Work instructions
Output the full listing below exactly, without the pictures.

Information supplied

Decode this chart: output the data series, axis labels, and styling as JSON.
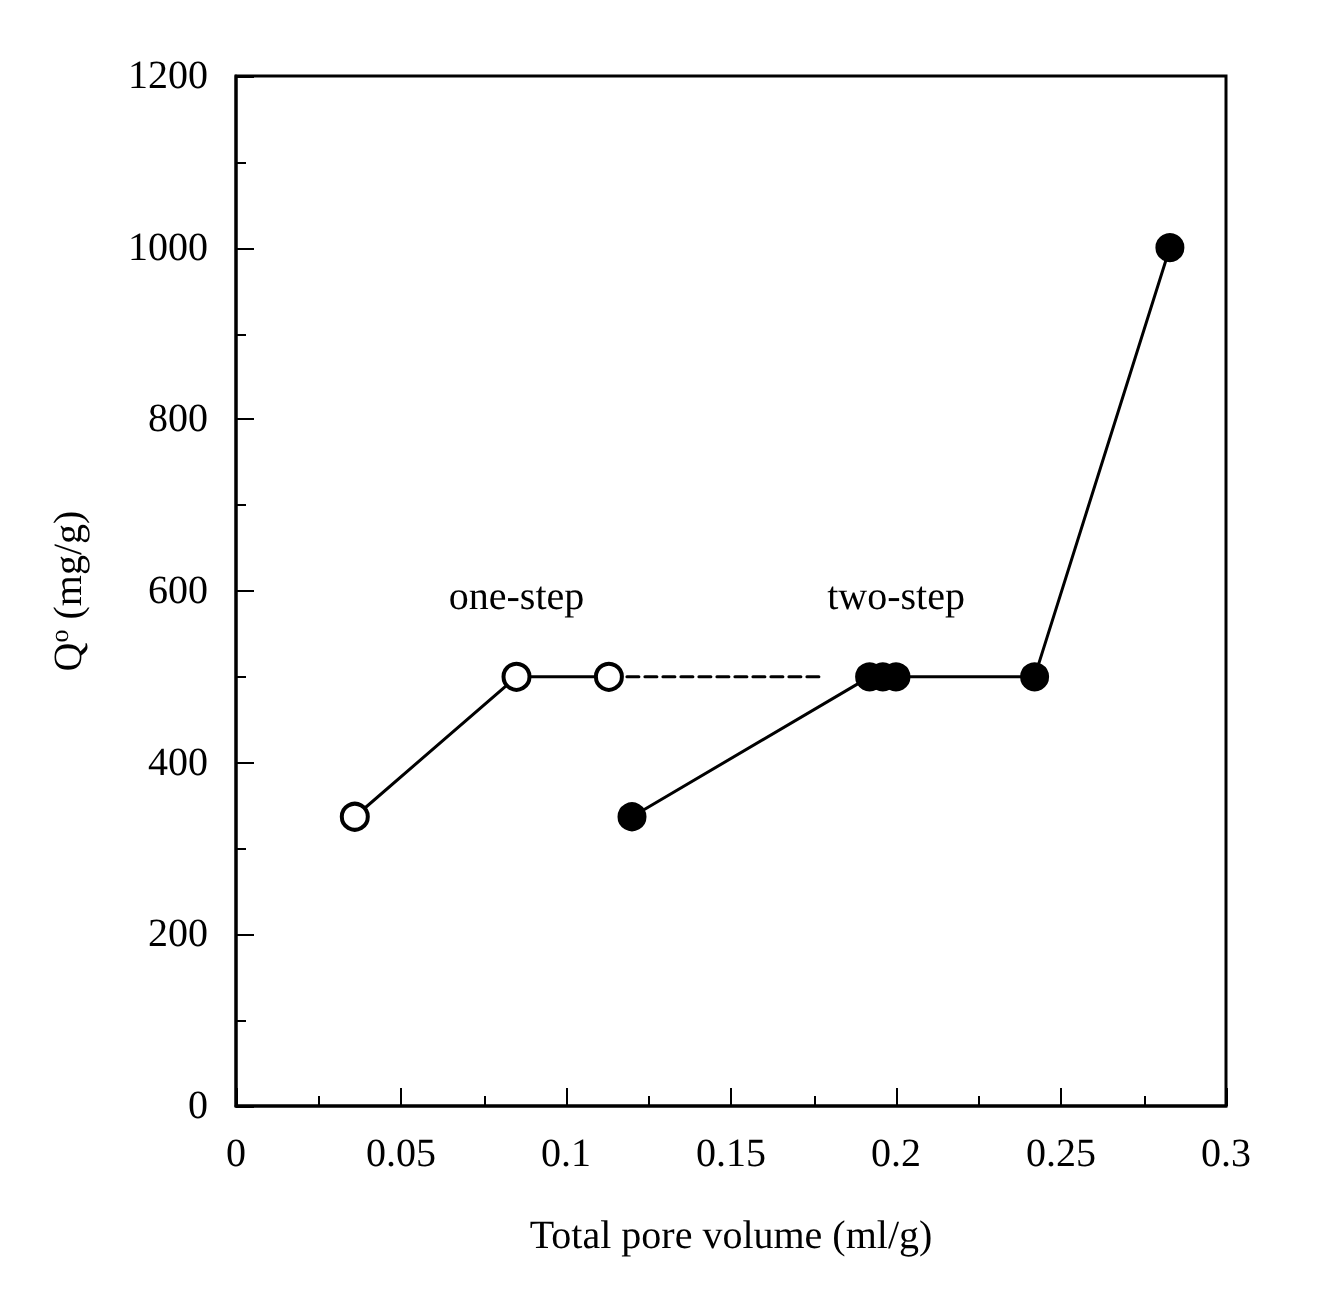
{
  "chart_data": {
    "type": "line",
    "xlabel": "Total pore volume (ml/g)",
    "ylabel": "Q$^{o}$ (mg/g)",
    "xlim": [
      0,
      0.3
    ],
    "xticks": [
      0,
      0.05,
      0.1,
      0.15,
      0.2,
      0.25,
      0.3
    ],
    "ylim": [
      0,
      1200
    ],
    "yticks": [
      0,
      200,
      400,
      600,
      800,
      1000,
      1200
    ],
    "grid": false,
    "legend": false,
    "series": [
      {
        "name": "one-step",
        "color": "#000000",
        "x": [
          0.036,
          0.085,
          0.113
        ],
        "values": [
          337,
          500,
          500
        ],
        "marker": "circle-open",
        "line_style": "solid"
      },
      {
        "color": "#000000",
        "x": [
          0.113,
          0.178
        ],
        "values": [
          500,
          500
        ],
        "marker": "none",
        "line_style": "dashed"
      },
      {
        "name": "two-step",
        "color": "#000000",
        "x": [
          0.12,
          0.192,
          0.196,
          0.2,
          0.242,
          0.283
        ],
        "values": [
          337,
          500,
          500,
          500,
          500,
          1000
        ],
        "marker": "circle",
        "line_style": "solid"
      }
    ]
  }
}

The result
Decode this chart: output the data series, axis labels, and styling as JSON.
{
  "chart_data": {
    "type": "line",
    "xlabel": "Total pore volume (ml/g)",
    "ylabel": "Q$^{o}$ (mg/g)",
    "xlim": [
      0,
      0.3
    ],
    "xticks": [
      0,
      0.05,
      0.1,
      0.15,
      0.2,
      0.25,
      0.3
    ],
    "ylim": [
      0,
      1200
    ],
    "yticks": [
      0,
      200,
      400,
      600,
      800,
      1000,
      1200
    ],
    "grid": false,
    "legend": false,
    "series": [
      {
        "name": "one-step",
        "color": "#000000",
        "x": [
          0.036,
          0.085,
          0.113
        ],
        "values": [
          337,
          500,
          500
        ],
        "marker": "circle-open",
        "line_style": "solid"
      },
      {
        "color": "#000000",
        "x": [
          0.113,
          0.178
        ],
        "values": [
          500,
          500
        ],
        "marker": "none",
        "line_style": "dashed"
      },
      {
        "name": "two-step",
        "color": "#000000",
        "x": [
          0.12,
          0.192,
          0.196,
          0.2,
          0.242,
          0.283
        ],
        "values": [
          337,
          500,
          500,
          500,
          500,
          1000
        ],
        "marker": "circle",
        "line_style": "solid"
      }
    ]
  }
}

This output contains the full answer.